What is asked: Set down the records verbatim, starting at the line that contains "tab-close-icon[interactable]: ✕ —" and ending at the line that contains "status-remote-branch[interactable]: master* —", with both of those lines included.

Material for this exercise:
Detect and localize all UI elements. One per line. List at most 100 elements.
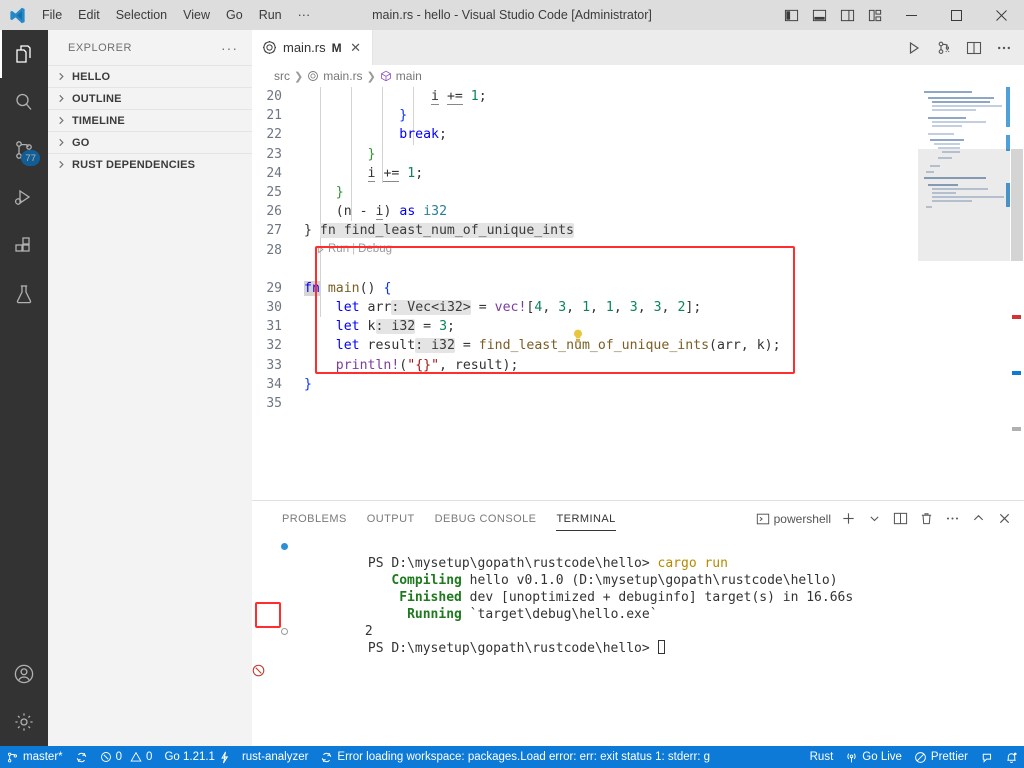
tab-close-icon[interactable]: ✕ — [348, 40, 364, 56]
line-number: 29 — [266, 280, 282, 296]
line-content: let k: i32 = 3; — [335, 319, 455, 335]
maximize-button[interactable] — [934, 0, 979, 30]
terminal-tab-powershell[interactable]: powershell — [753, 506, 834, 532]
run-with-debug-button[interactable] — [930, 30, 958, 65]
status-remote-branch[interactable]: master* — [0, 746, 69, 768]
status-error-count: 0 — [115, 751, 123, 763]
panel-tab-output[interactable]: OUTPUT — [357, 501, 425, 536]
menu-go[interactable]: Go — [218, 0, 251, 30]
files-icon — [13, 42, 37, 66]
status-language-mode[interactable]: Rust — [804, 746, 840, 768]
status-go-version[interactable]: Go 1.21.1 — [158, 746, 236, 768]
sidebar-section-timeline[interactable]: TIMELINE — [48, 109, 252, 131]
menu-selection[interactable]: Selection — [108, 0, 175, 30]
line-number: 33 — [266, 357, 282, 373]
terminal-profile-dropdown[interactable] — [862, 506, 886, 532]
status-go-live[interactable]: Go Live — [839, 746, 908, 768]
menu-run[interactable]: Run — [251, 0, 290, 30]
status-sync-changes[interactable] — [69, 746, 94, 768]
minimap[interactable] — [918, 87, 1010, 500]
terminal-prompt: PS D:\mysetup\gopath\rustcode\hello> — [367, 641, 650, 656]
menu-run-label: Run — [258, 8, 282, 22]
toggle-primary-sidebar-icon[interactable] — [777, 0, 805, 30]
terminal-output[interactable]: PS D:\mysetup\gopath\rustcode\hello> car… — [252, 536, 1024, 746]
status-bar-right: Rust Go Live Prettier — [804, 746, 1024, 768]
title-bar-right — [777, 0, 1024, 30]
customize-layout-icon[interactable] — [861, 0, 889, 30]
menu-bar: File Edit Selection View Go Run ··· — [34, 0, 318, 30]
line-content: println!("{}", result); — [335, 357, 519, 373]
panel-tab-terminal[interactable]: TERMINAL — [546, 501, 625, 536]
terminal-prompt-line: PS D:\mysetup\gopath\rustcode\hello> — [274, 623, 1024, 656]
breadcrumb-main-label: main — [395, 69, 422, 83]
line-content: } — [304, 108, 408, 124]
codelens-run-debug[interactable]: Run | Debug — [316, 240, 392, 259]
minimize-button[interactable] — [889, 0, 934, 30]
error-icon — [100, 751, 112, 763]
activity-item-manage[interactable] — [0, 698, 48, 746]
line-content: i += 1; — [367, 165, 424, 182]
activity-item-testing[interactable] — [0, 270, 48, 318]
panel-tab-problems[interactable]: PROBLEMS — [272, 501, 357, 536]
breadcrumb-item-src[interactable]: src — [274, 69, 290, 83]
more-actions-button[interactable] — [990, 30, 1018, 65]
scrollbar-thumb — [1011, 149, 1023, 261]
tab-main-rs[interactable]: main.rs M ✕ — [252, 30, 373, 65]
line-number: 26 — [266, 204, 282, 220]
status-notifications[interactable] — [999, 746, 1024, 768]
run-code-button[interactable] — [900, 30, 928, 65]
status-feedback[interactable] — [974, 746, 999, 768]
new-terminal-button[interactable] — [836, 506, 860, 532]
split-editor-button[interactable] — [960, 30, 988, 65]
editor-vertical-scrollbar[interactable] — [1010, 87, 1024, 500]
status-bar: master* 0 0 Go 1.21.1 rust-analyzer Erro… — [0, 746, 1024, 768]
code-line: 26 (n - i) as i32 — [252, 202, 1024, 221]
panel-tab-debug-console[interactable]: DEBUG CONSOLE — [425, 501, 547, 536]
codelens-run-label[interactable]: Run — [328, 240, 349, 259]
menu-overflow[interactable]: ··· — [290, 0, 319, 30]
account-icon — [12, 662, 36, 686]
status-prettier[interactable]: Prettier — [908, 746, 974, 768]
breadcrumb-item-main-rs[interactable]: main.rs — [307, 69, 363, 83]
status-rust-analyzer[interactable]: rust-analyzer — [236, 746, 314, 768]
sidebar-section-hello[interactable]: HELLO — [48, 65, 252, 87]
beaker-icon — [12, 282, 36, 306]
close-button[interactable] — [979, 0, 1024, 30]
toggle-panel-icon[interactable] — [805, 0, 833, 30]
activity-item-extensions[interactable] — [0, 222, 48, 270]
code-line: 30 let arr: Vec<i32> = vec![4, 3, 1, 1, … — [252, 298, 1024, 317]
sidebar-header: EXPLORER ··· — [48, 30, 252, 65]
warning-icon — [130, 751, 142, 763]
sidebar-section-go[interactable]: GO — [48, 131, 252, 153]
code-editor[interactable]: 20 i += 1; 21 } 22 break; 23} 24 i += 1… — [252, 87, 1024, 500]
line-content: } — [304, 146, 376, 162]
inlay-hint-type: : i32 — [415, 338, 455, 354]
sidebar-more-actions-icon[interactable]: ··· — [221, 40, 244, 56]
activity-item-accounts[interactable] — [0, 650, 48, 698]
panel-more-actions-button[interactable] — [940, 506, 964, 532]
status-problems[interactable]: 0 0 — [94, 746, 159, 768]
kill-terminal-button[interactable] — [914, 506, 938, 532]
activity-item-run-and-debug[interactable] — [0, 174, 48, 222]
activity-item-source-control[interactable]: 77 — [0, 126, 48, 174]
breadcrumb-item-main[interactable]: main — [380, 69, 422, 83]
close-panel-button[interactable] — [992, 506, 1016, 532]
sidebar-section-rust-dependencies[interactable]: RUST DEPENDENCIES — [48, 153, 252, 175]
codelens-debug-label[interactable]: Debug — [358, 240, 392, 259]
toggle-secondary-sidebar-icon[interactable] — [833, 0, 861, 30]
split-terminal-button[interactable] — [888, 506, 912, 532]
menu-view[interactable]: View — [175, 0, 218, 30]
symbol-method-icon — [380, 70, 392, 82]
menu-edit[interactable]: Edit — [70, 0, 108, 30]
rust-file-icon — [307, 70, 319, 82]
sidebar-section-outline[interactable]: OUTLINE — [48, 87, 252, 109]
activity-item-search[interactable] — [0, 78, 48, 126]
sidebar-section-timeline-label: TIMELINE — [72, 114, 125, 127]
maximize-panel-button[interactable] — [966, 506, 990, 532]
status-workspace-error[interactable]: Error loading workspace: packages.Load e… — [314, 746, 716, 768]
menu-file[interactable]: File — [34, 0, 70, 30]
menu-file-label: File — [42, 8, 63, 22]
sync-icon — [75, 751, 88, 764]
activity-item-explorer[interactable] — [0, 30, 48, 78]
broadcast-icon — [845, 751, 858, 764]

--

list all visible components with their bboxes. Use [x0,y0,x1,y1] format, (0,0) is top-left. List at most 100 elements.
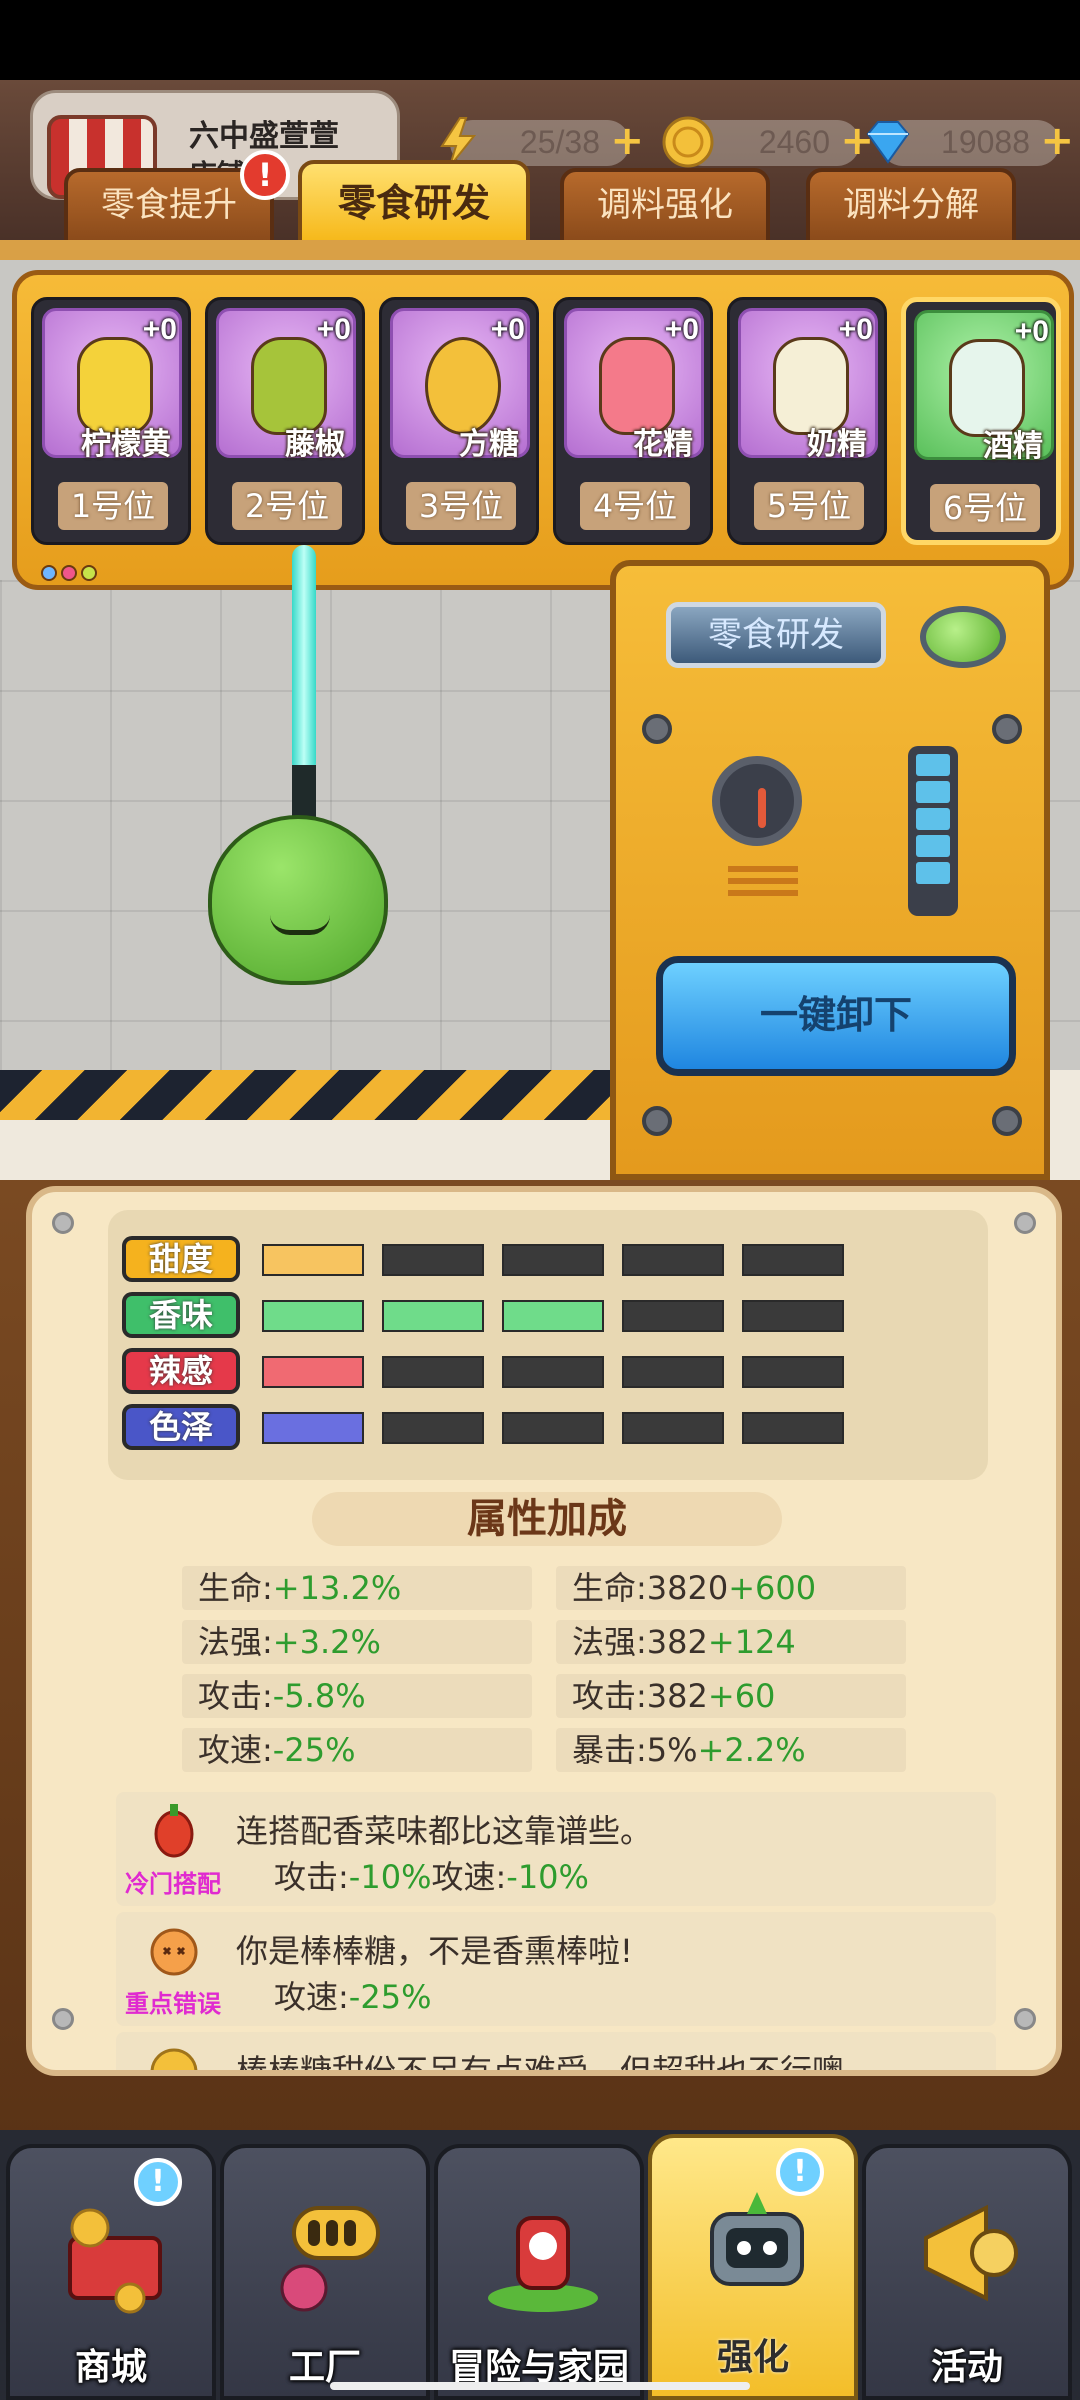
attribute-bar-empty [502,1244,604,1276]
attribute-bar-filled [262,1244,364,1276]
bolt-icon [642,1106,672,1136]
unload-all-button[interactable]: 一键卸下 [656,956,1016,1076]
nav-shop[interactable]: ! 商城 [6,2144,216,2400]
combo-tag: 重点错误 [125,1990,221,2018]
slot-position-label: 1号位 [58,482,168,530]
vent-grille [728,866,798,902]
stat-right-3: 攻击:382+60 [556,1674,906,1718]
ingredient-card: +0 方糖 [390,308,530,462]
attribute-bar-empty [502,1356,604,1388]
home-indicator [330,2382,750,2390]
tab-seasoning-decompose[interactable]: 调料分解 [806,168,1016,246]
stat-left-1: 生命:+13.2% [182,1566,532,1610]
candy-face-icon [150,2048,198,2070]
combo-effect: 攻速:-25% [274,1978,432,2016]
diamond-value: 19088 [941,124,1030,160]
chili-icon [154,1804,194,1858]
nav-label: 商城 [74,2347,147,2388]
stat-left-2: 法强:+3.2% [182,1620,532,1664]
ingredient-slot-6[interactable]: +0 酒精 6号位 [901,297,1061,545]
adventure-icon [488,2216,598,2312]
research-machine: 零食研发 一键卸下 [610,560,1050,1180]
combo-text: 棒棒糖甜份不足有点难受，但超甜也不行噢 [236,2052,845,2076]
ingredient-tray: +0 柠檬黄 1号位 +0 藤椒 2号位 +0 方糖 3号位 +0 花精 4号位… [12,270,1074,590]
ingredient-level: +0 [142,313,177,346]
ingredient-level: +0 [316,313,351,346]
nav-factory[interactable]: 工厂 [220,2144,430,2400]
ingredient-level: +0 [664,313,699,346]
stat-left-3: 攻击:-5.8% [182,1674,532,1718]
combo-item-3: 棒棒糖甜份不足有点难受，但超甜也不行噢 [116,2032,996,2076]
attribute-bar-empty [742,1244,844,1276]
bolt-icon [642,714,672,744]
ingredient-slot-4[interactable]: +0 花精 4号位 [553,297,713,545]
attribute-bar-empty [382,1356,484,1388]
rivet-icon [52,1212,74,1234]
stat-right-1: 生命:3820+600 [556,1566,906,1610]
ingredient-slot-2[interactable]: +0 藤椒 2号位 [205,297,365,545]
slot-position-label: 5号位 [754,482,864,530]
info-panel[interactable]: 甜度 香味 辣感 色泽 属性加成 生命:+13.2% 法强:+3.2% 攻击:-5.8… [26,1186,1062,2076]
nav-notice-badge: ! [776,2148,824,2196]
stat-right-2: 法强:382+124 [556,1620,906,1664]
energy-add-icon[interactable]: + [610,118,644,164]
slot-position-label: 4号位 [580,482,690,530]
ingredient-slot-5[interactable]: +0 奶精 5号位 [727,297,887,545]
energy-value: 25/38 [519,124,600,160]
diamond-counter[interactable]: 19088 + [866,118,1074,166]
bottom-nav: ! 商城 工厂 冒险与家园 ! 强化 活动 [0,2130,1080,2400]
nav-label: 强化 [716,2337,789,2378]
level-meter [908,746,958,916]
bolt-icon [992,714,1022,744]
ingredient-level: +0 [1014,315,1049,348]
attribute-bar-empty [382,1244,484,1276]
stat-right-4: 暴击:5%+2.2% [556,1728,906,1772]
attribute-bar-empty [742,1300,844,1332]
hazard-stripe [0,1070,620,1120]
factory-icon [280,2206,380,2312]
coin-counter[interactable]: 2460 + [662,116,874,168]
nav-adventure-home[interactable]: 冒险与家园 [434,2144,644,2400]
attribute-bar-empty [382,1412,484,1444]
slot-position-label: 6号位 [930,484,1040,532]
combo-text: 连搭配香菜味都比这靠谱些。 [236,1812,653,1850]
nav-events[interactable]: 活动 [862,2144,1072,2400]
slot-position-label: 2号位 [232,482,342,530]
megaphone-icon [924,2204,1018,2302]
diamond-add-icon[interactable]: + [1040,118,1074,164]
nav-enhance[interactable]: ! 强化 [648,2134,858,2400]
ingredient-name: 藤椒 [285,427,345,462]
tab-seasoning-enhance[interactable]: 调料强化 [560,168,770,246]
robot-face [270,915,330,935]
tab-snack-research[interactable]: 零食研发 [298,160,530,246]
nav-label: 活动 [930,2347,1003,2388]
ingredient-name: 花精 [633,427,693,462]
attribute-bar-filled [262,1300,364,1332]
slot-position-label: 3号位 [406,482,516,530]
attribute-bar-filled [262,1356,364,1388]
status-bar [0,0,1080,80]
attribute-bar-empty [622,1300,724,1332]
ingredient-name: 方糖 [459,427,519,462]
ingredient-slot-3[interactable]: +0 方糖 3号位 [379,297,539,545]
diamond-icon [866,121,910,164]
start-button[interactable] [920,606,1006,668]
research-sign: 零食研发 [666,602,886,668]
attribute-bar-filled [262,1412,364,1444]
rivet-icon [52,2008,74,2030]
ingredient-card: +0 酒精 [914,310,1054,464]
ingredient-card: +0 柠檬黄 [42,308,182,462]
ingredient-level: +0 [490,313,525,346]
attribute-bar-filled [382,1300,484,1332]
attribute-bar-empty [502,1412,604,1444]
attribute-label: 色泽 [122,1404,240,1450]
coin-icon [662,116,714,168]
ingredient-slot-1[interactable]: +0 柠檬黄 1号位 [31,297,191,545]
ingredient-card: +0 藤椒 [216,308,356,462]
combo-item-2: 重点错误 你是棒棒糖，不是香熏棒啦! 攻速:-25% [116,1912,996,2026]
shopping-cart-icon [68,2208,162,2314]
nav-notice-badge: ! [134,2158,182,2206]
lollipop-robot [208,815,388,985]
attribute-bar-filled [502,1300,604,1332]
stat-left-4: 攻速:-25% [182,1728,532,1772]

Result below:
tab-close-icon[interactable]: ✕ — [348, 40, 364, 56]
line-number: 29 — [266, 280, 282, 296]
line-content: let k: i32 = 3; — [335, 319, 455, 335]
maximize-button[interactable] — [934, 0, 979, 30]
terminal-tab-powershell[interactable]: powershell — [753, 506, 834, 532]
run-with-debug-button[interactable] — [930, 30, 958, 65]
status-remote-branch[interactable]: master* — [0, 746, 69, 768]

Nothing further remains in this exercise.